TASK DESCRIPTION. Find the word "title" in the data. Return every line where it appears.

====

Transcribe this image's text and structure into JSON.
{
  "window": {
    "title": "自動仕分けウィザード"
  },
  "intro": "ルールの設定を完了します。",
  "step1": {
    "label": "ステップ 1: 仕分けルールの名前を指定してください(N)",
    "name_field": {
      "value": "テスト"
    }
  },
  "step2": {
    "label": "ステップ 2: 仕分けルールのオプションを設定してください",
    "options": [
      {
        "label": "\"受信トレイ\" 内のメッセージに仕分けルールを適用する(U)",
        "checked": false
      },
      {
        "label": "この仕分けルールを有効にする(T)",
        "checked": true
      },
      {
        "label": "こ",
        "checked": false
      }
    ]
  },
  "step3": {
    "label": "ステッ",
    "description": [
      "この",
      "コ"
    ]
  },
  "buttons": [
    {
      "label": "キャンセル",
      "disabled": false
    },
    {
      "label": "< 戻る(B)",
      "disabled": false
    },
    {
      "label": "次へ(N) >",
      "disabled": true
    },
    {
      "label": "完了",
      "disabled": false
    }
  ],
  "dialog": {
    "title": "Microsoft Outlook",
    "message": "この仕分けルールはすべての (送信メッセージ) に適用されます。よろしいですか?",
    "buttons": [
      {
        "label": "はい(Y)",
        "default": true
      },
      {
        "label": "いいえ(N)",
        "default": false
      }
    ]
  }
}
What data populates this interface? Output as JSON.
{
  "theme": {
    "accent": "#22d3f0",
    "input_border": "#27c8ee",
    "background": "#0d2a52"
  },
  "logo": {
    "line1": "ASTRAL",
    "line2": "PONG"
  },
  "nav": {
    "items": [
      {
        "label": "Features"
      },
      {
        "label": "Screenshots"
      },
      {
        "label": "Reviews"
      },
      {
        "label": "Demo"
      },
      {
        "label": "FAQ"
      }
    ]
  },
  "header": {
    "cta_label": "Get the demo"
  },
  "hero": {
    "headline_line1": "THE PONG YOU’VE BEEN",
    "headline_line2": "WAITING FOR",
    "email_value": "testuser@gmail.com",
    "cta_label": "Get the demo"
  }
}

====

OUTPUT.
    "title": "自動仕分けウィザード"
    "title": "Microsoft Outlook",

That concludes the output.